::: Rows

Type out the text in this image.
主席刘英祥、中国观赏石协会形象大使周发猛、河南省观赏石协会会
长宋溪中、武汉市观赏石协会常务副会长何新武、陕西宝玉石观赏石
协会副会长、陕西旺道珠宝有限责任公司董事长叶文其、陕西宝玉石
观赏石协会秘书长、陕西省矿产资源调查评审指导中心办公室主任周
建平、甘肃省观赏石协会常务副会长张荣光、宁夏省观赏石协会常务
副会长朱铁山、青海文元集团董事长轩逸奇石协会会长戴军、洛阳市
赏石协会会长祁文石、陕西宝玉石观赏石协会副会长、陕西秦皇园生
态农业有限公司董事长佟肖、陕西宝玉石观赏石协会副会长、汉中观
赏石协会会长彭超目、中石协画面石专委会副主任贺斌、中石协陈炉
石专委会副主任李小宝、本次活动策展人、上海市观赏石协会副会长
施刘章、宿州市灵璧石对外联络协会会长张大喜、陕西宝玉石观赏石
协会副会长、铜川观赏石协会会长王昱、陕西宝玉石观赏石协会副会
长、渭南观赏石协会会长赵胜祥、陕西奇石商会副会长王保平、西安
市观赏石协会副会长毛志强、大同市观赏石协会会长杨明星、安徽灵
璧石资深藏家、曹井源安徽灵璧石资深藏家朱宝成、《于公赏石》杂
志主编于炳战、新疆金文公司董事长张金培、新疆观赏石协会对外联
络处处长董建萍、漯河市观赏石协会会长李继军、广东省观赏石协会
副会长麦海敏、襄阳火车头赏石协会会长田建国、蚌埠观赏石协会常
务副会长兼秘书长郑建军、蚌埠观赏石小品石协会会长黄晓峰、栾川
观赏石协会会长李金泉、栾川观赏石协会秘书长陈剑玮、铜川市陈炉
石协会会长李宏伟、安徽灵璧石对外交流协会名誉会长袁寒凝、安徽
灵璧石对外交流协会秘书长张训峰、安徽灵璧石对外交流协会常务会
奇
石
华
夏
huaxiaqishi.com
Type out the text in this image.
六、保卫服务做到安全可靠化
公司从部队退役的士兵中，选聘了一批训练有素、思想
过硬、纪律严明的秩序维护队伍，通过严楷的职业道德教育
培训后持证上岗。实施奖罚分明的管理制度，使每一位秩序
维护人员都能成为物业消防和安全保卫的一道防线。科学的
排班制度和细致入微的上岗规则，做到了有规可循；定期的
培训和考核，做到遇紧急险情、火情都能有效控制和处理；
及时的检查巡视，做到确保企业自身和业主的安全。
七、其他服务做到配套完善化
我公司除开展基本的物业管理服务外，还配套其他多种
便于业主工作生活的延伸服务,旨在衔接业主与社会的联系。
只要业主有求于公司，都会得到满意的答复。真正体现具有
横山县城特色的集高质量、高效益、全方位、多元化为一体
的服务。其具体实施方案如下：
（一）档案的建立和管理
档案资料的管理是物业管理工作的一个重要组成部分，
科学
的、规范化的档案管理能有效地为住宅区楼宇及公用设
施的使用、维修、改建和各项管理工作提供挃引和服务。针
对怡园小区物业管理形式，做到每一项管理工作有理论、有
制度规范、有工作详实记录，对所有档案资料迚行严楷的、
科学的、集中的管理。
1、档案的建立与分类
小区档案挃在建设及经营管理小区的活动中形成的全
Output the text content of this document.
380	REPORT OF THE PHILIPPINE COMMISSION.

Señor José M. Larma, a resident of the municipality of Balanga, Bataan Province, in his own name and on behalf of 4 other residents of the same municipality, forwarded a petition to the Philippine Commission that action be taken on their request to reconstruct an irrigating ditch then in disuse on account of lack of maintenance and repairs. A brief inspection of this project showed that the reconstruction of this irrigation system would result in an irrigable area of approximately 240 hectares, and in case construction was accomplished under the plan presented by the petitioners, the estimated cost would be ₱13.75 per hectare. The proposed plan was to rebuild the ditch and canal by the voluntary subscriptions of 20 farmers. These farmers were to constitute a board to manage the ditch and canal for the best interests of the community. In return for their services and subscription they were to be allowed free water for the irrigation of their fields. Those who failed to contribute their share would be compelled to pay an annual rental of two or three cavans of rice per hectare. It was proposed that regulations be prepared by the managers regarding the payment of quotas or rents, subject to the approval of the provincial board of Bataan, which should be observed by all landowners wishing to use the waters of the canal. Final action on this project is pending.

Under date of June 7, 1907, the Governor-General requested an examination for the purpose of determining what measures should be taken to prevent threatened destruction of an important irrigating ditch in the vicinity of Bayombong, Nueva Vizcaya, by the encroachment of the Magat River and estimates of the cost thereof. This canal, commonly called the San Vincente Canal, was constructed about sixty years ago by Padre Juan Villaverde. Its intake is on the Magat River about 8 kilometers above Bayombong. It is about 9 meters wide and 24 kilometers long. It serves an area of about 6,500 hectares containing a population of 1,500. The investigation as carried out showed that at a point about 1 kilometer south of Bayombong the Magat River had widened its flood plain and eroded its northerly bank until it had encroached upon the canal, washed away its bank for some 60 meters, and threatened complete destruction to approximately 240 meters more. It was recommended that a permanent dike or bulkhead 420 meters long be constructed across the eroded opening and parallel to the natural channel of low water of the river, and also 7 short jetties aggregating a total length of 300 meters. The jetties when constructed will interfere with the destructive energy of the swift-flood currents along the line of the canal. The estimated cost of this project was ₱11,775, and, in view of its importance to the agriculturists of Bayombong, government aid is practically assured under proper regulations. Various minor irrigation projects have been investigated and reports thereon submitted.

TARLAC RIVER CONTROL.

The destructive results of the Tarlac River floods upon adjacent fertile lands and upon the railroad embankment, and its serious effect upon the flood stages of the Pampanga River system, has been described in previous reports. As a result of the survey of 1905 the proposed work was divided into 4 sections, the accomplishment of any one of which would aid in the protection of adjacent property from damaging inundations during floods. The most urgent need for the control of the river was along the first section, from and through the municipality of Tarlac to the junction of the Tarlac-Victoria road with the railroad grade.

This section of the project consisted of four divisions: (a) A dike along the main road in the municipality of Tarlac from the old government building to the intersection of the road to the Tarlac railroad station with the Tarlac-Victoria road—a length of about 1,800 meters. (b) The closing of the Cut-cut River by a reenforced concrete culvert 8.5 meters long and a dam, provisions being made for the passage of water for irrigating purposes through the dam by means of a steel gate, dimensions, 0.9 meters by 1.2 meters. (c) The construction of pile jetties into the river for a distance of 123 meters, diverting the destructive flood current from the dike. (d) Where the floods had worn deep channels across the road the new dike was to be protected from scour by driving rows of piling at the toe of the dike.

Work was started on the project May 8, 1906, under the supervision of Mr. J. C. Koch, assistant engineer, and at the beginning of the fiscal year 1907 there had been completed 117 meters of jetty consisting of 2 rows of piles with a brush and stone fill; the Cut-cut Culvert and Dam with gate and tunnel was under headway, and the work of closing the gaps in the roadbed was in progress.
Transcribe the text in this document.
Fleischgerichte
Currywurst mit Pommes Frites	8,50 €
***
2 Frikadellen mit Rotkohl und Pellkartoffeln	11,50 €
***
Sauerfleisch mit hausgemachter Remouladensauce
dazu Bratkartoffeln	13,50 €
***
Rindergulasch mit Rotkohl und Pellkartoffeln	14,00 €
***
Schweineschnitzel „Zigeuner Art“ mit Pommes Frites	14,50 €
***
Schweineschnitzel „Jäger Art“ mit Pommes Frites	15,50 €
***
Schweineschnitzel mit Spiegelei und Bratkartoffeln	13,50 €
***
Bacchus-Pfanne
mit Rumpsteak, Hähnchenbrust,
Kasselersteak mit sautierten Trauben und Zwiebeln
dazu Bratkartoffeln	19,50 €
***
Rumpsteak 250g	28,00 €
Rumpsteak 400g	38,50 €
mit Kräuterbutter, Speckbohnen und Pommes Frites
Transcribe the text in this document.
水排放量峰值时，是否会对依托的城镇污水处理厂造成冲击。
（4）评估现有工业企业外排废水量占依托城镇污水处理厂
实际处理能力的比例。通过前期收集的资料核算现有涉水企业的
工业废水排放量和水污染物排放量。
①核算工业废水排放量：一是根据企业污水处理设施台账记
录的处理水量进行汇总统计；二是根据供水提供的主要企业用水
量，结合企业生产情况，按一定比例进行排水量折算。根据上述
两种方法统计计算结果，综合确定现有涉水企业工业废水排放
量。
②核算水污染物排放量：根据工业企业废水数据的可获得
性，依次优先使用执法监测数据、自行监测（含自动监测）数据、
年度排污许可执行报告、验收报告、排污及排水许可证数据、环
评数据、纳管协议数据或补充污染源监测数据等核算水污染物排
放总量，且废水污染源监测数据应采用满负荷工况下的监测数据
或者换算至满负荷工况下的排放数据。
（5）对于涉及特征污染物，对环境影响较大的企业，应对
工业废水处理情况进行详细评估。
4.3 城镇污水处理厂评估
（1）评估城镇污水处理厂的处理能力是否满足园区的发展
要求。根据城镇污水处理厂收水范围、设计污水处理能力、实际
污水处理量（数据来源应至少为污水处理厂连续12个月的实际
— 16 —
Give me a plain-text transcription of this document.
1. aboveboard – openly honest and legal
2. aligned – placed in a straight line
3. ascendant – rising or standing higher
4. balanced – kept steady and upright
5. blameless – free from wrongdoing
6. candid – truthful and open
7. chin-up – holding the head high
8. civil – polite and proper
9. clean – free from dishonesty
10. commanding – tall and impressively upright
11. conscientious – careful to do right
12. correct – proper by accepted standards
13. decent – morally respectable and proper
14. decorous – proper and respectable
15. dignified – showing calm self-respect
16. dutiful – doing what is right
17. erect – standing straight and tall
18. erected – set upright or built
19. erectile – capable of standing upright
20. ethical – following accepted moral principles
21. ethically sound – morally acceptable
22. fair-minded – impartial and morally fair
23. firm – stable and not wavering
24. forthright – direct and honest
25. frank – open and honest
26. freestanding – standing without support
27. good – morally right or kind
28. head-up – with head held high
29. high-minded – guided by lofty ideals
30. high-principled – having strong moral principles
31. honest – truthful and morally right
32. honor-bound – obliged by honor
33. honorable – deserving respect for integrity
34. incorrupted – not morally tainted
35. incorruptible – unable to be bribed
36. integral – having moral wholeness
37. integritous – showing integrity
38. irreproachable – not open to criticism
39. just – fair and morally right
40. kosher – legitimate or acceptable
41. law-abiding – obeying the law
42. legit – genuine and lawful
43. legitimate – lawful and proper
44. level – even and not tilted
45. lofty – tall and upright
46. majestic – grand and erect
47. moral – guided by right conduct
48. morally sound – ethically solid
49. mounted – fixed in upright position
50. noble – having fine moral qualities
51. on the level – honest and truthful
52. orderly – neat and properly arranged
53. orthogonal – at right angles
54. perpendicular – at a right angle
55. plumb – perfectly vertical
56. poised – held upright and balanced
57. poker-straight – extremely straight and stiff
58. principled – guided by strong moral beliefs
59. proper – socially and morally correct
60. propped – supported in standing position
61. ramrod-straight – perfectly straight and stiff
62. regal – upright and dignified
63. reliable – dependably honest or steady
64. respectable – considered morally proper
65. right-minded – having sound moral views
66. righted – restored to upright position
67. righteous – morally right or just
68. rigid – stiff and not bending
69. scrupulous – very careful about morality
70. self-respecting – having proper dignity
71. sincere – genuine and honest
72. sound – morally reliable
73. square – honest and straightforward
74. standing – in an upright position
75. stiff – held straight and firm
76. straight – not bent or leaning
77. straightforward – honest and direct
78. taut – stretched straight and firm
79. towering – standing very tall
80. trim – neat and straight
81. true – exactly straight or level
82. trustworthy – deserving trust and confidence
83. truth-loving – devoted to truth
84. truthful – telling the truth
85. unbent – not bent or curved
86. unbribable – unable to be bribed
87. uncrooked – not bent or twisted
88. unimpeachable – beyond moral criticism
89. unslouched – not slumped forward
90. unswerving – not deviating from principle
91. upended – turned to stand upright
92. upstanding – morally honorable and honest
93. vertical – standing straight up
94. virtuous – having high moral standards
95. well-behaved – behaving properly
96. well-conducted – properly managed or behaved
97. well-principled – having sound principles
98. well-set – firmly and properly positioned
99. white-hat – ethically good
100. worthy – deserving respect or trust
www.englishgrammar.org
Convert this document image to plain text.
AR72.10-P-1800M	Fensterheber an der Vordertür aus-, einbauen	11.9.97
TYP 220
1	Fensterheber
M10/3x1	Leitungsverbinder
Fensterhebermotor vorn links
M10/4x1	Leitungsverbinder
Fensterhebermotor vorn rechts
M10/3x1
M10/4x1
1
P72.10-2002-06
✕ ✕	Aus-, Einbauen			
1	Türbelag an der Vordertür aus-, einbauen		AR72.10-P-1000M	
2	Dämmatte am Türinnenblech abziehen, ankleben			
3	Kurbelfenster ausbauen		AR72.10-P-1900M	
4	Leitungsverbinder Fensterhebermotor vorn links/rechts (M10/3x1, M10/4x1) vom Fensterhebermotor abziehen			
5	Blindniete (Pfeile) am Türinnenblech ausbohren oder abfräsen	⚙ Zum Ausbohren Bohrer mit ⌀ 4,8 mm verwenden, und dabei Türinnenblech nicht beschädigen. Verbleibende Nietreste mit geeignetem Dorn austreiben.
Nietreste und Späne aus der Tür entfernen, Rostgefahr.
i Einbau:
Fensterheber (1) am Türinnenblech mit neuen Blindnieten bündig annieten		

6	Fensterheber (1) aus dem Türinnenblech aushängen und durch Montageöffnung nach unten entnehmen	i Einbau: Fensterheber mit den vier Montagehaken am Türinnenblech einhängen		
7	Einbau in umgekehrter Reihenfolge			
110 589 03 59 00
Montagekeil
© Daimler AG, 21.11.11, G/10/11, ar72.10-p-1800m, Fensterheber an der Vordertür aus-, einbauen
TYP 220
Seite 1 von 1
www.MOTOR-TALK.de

::::::

Exercise details - Locate each line containing the string "just" and show it.

Worked answer -
39. just – fair and morally right
67. righteous – morally right or just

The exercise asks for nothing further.